## [Written request]
Below are some records. Copy every line in them that holds "demand".

[Figure dataset records]

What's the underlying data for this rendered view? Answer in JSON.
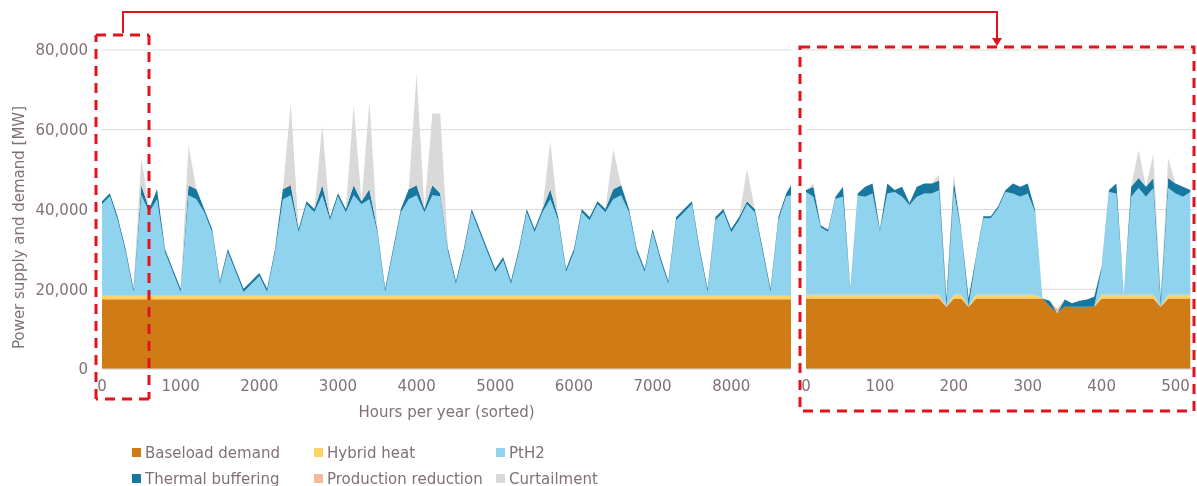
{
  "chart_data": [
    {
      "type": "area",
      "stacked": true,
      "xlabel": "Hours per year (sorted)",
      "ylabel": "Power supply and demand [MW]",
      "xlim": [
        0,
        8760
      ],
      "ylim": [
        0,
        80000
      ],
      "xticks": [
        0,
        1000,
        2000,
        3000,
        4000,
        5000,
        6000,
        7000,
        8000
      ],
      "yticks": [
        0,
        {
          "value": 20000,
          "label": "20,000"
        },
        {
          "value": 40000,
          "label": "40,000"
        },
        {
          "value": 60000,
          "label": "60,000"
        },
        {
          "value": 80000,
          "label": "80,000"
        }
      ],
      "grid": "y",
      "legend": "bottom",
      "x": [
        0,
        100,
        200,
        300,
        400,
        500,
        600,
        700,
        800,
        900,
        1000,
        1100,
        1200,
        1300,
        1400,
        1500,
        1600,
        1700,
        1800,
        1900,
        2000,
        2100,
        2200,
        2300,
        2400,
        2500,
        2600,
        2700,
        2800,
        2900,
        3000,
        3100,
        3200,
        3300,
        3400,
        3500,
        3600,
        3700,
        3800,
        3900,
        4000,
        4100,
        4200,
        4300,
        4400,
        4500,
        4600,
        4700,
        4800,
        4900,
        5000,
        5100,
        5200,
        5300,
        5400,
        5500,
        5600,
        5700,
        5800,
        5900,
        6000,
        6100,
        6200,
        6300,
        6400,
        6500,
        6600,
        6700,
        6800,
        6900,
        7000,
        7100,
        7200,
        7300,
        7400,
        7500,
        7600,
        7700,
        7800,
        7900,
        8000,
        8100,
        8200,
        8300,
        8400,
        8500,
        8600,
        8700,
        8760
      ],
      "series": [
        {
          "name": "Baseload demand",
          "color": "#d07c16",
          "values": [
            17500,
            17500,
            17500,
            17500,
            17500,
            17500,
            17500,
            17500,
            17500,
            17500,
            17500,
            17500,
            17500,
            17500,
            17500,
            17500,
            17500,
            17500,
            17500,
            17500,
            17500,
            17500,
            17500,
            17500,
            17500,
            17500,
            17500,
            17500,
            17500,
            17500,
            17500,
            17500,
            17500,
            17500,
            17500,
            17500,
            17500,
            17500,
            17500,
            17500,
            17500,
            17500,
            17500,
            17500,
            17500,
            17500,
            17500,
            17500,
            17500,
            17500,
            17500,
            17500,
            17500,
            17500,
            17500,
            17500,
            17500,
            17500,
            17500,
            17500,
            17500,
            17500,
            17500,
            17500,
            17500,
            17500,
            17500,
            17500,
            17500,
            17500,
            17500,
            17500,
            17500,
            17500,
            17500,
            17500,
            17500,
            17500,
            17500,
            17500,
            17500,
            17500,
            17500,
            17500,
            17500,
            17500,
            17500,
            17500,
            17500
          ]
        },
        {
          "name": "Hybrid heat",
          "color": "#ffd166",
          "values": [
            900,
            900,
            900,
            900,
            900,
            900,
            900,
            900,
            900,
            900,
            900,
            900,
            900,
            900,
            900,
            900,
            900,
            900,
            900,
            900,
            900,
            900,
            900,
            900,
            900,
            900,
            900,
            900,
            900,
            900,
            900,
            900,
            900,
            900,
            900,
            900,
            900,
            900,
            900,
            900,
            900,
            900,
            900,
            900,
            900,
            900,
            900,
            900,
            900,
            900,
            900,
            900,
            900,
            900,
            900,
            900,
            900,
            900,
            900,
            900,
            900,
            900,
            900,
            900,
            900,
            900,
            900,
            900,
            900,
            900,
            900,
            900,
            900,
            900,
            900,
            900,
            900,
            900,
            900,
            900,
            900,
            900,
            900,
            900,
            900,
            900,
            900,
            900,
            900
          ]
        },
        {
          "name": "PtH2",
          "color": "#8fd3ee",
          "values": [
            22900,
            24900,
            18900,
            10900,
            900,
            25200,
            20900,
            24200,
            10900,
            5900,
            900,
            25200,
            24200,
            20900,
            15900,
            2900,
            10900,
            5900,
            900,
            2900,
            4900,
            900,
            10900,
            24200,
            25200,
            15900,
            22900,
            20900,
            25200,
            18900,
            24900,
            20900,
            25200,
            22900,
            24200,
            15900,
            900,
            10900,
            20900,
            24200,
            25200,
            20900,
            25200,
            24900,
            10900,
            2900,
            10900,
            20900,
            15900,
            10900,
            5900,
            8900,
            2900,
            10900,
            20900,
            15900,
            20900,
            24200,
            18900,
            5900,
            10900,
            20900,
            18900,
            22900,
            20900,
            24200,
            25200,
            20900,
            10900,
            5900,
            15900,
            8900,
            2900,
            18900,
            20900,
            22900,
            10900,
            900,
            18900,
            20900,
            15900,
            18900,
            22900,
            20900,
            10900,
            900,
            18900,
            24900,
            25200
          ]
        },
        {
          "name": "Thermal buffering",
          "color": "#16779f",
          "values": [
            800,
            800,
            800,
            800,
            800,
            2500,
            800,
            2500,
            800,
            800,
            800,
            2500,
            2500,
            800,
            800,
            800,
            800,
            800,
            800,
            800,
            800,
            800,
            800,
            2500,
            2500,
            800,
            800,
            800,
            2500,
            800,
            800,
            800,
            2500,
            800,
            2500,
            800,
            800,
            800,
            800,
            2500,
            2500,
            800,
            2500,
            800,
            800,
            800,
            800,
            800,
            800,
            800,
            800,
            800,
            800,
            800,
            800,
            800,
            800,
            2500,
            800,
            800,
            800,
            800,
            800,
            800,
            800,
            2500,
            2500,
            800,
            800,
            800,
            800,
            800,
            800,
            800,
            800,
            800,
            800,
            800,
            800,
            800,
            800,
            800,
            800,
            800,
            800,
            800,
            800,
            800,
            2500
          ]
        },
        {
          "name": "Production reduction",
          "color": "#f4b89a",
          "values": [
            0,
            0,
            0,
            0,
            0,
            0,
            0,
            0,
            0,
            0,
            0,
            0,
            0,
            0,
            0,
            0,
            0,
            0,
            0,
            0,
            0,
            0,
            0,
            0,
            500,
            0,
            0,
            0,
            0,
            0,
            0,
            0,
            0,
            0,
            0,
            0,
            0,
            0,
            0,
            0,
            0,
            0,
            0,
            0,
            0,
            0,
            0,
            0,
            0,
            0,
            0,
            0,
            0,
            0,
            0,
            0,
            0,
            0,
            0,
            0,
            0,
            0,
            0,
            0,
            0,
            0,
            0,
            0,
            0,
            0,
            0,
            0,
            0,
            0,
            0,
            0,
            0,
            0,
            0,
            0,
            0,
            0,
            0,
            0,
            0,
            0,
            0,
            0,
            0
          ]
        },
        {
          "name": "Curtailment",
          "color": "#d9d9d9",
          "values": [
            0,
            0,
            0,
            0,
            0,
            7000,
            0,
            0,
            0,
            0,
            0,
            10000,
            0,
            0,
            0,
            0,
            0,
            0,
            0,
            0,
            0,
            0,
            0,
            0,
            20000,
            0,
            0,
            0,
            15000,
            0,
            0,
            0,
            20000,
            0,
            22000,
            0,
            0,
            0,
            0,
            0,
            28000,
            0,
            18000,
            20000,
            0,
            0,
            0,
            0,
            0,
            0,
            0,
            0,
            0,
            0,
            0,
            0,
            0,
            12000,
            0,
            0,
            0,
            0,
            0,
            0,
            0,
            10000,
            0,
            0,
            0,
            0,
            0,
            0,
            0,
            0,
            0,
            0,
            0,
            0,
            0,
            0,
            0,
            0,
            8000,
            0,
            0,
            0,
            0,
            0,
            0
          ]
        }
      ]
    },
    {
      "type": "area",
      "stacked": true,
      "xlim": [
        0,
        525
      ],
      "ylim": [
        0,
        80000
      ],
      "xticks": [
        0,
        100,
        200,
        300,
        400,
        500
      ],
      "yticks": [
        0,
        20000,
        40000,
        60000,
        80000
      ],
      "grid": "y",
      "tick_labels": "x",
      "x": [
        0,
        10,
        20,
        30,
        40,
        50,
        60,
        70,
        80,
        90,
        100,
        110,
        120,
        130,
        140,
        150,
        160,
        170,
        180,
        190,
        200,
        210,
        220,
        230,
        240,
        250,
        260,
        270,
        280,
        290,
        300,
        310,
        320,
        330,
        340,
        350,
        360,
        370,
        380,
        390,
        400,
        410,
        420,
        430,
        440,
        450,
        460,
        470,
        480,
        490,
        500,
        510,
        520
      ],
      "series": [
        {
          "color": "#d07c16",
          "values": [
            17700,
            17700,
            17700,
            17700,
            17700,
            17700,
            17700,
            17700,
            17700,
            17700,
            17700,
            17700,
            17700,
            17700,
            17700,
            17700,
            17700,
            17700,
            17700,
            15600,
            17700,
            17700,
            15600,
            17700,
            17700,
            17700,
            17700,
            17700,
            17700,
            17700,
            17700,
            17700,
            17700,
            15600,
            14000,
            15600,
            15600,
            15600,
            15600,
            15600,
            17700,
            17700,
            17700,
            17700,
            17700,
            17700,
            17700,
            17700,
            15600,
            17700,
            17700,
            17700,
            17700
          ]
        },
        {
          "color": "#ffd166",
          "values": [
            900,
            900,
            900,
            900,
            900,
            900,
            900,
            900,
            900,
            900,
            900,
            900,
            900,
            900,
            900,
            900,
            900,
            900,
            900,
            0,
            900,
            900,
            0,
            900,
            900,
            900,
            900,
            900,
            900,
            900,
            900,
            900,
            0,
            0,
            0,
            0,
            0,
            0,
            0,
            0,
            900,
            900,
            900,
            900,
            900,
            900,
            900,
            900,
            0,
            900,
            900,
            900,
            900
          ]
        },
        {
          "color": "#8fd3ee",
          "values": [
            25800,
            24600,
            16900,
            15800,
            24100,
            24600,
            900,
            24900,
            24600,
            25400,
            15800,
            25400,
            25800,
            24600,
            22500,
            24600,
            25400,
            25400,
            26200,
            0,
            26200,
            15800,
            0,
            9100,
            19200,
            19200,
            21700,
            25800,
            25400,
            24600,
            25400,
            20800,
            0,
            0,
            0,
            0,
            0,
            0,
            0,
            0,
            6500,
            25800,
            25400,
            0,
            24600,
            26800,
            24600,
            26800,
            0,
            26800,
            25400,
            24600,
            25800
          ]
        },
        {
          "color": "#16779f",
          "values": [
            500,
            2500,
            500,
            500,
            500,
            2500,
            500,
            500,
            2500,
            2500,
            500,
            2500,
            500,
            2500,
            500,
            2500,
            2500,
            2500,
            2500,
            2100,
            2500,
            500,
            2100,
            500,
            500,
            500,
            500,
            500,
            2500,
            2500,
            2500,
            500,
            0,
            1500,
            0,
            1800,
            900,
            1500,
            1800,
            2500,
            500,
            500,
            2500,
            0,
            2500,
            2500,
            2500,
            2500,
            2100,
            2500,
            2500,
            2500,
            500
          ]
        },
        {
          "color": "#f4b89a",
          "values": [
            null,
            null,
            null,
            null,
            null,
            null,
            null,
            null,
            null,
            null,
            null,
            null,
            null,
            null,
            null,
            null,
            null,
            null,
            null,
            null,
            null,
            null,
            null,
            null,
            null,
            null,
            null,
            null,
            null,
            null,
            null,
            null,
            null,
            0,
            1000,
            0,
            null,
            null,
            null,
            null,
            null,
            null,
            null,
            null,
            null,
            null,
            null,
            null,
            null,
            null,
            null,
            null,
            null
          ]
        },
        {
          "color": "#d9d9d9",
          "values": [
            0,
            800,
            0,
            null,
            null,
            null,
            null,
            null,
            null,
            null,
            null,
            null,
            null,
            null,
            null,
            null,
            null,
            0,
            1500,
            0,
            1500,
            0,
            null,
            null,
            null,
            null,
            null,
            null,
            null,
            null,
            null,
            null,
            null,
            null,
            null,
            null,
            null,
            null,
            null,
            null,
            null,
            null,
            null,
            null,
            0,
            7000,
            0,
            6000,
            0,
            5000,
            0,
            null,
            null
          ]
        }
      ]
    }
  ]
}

## [Exercise answer]
      "ylabel": "Power supply and demand [MW]",
          "name": "Baseload demand",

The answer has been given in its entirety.